Extract the full set of records, then give each one again exactly.

-- Start --

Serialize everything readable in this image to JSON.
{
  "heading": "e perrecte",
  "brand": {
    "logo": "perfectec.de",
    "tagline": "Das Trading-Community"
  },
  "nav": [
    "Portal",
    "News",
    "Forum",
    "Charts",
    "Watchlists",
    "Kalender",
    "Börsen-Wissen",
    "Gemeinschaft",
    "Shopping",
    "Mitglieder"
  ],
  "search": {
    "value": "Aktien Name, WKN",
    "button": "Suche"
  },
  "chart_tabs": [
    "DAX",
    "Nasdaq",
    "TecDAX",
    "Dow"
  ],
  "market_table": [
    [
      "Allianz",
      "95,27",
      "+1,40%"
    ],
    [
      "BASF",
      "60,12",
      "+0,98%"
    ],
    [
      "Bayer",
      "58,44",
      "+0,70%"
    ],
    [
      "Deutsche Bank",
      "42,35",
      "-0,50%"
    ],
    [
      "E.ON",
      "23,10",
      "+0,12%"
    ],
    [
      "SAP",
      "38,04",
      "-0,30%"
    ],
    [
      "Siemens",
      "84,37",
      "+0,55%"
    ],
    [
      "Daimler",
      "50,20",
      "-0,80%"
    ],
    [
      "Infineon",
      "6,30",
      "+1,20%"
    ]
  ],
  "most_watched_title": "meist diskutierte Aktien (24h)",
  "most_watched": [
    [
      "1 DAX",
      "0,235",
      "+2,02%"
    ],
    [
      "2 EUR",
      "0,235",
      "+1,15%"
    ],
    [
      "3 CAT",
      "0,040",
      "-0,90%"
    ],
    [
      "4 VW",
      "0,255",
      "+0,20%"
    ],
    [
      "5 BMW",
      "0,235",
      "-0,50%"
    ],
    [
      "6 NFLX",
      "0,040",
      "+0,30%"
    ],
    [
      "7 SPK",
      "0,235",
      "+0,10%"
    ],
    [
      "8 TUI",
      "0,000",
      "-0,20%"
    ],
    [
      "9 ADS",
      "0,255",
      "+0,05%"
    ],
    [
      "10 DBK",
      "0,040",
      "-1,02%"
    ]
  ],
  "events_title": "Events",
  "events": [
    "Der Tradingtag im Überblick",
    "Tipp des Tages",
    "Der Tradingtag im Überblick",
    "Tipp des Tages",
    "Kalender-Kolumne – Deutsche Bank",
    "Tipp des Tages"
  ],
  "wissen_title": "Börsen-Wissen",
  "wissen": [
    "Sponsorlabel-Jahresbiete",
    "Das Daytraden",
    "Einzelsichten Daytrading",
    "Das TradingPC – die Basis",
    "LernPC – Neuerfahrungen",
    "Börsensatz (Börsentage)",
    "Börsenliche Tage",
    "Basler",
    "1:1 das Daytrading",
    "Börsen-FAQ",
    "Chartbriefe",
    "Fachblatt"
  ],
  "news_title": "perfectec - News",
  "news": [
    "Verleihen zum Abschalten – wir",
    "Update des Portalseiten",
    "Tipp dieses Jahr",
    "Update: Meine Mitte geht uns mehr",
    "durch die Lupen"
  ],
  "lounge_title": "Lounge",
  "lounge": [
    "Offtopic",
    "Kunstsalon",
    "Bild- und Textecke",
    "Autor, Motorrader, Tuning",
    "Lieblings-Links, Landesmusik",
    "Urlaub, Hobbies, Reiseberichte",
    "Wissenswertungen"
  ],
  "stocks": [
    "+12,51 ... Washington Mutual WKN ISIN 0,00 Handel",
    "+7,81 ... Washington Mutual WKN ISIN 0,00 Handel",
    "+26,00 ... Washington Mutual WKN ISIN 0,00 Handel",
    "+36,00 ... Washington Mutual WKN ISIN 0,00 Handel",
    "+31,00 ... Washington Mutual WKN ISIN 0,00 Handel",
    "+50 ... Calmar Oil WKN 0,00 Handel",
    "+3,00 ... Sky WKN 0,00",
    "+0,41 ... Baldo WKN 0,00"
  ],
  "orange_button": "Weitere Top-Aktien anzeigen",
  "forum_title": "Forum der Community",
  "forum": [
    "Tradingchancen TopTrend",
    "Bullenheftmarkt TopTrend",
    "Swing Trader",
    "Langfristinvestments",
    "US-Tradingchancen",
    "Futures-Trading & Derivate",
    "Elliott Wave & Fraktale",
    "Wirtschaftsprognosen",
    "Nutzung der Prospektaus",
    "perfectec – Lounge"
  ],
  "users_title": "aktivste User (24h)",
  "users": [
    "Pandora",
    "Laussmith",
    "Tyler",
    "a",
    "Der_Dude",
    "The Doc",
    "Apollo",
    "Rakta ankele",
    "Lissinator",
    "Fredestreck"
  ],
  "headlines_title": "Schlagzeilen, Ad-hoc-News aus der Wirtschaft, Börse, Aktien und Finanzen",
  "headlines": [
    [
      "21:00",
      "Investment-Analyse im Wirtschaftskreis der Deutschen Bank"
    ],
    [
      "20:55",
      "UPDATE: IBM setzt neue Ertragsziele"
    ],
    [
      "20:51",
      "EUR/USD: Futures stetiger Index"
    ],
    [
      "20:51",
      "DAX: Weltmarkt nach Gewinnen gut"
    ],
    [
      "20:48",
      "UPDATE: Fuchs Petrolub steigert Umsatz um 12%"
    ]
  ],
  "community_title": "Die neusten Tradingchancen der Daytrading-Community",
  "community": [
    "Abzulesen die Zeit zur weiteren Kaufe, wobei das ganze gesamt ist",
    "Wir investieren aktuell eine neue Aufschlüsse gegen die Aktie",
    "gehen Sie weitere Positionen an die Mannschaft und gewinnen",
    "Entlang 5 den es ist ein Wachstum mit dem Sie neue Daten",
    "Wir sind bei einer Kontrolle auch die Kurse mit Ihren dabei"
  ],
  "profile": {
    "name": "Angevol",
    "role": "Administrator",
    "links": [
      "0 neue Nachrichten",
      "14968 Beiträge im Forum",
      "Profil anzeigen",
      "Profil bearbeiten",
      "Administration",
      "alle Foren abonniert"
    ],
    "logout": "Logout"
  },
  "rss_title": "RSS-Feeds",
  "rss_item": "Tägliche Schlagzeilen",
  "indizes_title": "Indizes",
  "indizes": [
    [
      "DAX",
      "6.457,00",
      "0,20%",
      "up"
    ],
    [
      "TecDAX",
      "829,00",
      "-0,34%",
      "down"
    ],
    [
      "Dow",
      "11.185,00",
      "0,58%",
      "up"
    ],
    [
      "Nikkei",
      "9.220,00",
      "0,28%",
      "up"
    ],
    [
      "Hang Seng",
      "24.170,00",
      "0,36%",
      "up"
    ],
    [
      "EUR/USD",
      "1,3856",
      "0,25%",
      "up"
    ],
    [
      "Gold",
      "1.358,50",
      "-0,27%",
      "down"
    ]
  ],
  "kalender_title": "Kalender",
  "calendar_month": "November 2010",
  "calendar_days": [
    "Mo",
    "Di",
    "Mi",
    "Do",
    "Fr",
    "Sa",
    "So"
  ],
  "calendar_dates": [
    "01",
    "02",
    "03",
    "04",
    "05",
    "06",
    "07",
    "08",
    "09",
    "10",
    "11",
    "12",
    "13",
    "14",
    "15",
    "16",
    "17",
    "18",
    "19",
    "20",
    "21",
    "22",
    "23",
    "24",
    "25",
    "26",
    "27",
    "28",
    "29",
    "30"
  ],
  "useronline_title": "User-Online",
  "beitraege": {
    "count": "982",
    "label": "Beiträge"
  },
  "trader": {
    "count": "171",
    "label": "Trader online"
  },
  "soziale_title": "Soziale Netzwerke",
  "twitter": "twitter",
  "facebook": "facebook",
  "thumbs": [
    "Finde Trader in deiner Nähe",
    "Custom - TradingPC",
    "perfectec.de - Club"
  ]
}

-- End --

--- Result of the task ---
Serialize everything readable in this image to JSON.
{
  "heading": "e perrecte",
  "brand": {
    "logo": "perfectec.de",
    "tagline": "Das Trading-Community"
  },
  "nav": [
    "Portal",
    "News",
    "Forum",
    "Charts",
    "Watchlists",
    "Kalender",
    "Börsen-Wissen",
    "Gemeinschaft",
    "Shopping",
    "Mitglieder"
  ],
  "search": {
    "value": "Aktien Name, WKN",
    "button": "Suche"
  },
  "chart_tabs": [
    "DAX",
    "Nasdaq",
    "TecDAX",
    "Dow"
  ],
  "market_table": [
    [
      "Allianz",
      "95,27",
      "+1,40%"
    ],
    [
      "BASF",
      "60,12",
      "+0,98%"
    ],
    [
      "Bayer",
      "58,44",
      "+0,70%"
    ],
    [
      "Deutsche Bank",
      "42,35",
      "-0,50%"
    ],
    [
      "E.ON",
      "23,10",
      "+0,12%"
    ],
    [
      "SAP",
      "38,04",
      "-0,30%"
    ],
    [
      "Siemens",
      "84,37",
      "+0,55%"
    ],
    [
      "Daimler",
      "50,20",
      "-0,80%"
    ],
    [
      "Infineon",
      "6,30",
      "+1,20%"
    ]
  ],
  "most_watched_title": "meist diskutierte Aktien (24h)",
  "most_watched": [
    [
      "1 DAX",
      "0,235",
      "+2,02%"
    ],
    [
      "2 EUR",
      "0,235",
      "+1,15%"
    ],
    [
      "3 CAT",
      "0,040",
      "-0,90%"
    ],
    [
      "4 VW",
      "0,255",
      "+0,20%"
    ],
    [
      "5 BMW",
      "0,235",
      "-0,50%"
    ],
    [
      "6 NFLX",
      "0,040",
      "+0,30%"
    ],
    [
      "7 SPK",
      "0,235",
      "+0,10%"
    ],
    [
      "8 TUI",
      "0,000",
      "-0,20%"
    ],
    [
      "9 ADS",
      "0,255",
      "+0,05%"
    ],
    [
      "10 DBK",
      "0,040",
      "-1,02%"
    ]
  ],
  "events_title": "Events",
  "events": [
    "Der Tradingtag im Überblick",
    "Tipp des Tages",
    "Der Tradingtag im Überblick",
    "Tipp des Tages",
    "Kalender-Kolumne – Deutsche Bank",
    "Tipp des Tages"
  ],
  "wissen_title": "Börsen-Wissen",
  "wissen": [
    "Sponsorlabel-Jahresbiete",
    "Das Daytraden",
    "Einzelsichten Daytrading",
    "Das TradingPC – die Basis",
    "LernPC – Neuerfahrungen",
    "Börsensatz (Börsentage)",
    "Börsenliche Tage",
    "Basler",
    "1:1 das Daytrading",
    "Börsen-FAQ",
    "Chartbriefe",
    "Fachblatt"
  ],
  "news_title": "perfectec - News",
  "news": [
    "Verleihen zum Abschalten – wir",
    "Update des Portalseiten",
    "Tipp dieses Jahr",
    "Update: Meine Mitte geht uns mehr",
    "durch die Lupen"
  ],
  "lounge_title": "Lounge",
  "lounge": [
    "Offtopic",
    "Kunstsalon",
    "Bild- und Textecke",
    "Autor, Motorrader, Tuning",
    "Lieblings-Links, Landesmusik",
    "Urlaub, Hobbies, Reiseberichte",
    "Wissenswertungen"
  ],
  "stocks": [
    "+12,51 ... Washington Mutual WKN ISIN 0,00 Handel",
    "+7,81 ... Washington Mutual WKN ISIN 0,00 Handel",
    "+26,00 ... Washington Mutual WKN ISIN 0,00 Handel",
    "+36,00 ... Washington Mutual WKN ISIN 0,00 Handel",
    "+31,00 ... Washington Mutual WKN ISIN 0,00 Handel",
    "+50 ... Calmar Oil WKN 0,00 Handel",
    "+3,00 ... Sky WKN 0,00",
    "+0,41 ... Baldo WKN 0,00"
  ],
  "orange_button": "Weitere Top-Aktien anzeigen",
  "forum_title": "Forum der Community",
  "forum": [
    "Tradingchancen TopTrend",
    "Bullenheftmarkt TopTrend",
    "Swing Trader",
    "Langfristinvestments",
    "US-Tradingchancen",
    "Futures-Trading & Derivate",
    "Elliott Wave & Fraktale",
    "Wirtschaftsprognosen",
    "Nutzung der Prospektaus",
    "perfectec – Lounge"
  ],
  "users_title": "aktivste User (24h)",
  "users": [
    "Pandora",
    "Laussmith",
    "Tyler",
    "a",
    "Der_Dude",
    "The Doc",
    "Apollo",
    "Rakta ankele",
    "Lissinator",
    "Fredestreck"
  ],
  "headlines_title": "Schlagzeilen, Ad-hoc-News aus der Wirtschaft, Börse, Aktien und Finanzen",
  "headlines": [
    [
      "21:00",
      "Investment-Analyse im Wirtschaftskreis der Deutschen Bank"
    ],
    [
      "20:55",
      "UPDATE: IBM setzt neue Ertragsziele"
    ],
    [
      "20:51",
      "EUR/USD: Futures stetiger Index"
    ],
    [
      "20:51",
      "DAX: Weltmarkt nach Gewinnen gut"
    ],
    [
      "20:48",
      "UPDATE: Fuchs Petrolub steigert Umsatz um 12%"
    ]
  ],
  "community_title": "Die neusten Tradingchancen der Daytrading-Community",
  "community": [
    "Abzulesen die Zeit zur weiteren Kaufe, wobei das ganze gesamt ist",
    "Wir investieren aktuell eine neue Aufschlüsse gegen die Aktie",
    "gehen Sie weitere Positionen an die Mannschaft und gewinnen",
    "Entlang 5 den es ist ein Wachstum mit dem Sie neue Daten",
    "Wir sind bei einer Kontrolle auch die Kurse mit Ihren dabei"
  ],
  "profile": {
    "name": "Angevol",
    "role": "Administrator",
    "links": [
      "0 neue Nachrichten",
      "14968 Beiträge im Forum",
      "Profil anzeigen",
      "Profil bearbeiten",
      "Administration",
      "alle Foren abonniert"
    ],
    "logout": "Logout"
  },
  "rss_title": "RSS-Feeds",
  "rss_item": "Tägliche Schlagzeilen",
  "indizes_title": "Indizes",
  "indizes": [
    [
      "DAX",
      "6.457,00",
      "0,20%",
      "up"
    ],
    [
      "TecDAX",
      "829,00",
      "-0,34%",
      "down"
    ],
    [
      "Dow",
      "11.185,00",
      "0,58%",
      "up"
    ],
    [
      "Nikkei",
      "9.220,00",
      "0,28%",
      "up"
    ],
    [
      "Hang Seng",
      "24.170,00",
      "0,36%",
      "up"
    ],
    [
      "EUR/USD",
      "1,3856",
      "0,25%",
      "up"
    ],
    [
      "Gold",
      "1.358,50",
      "-0,27%",
      "down"
    ]
  ],
  "kalender_title": "Kalender",
  "calendar_month": "November 2010",
  "calendar_days": [
    "Mo",
    "Di",
    "Mi",
    "Do",
    "Fr",
    "Sa",
    "So"
  ],
  "calendar_dates": [
    "01",
    "02",
    "03",
    "04",
    "05",
    "06",
    "07",
    "08",
    "09",
    "10",
    "11",
    "12",
    "13",
    "14",
    "15",
    "16",
    "17",
    "18",
    "19",
    "20",
    "21",
    "22",
    "23",
    "24",
    "25",
    "26",
    "27",
    "28",
    "29",
    "30"
  ],
  "useronline_title": "User-Online",
  "beitraege": {
    "count": "982",
    "label": "Beiträge"
  },
  "trader": {
    "count": "171",
    "label": "Trader online"
  },
  "soziale_title": "Soziale Netzwerke",
  "twitter": "twitter",
  "facebook": "facebook",
  "thumbs": [
    "Finde Trader in deiner Nähe",
    "Custom - TradingPC",
    "perfectec.de - Club"
  ]
}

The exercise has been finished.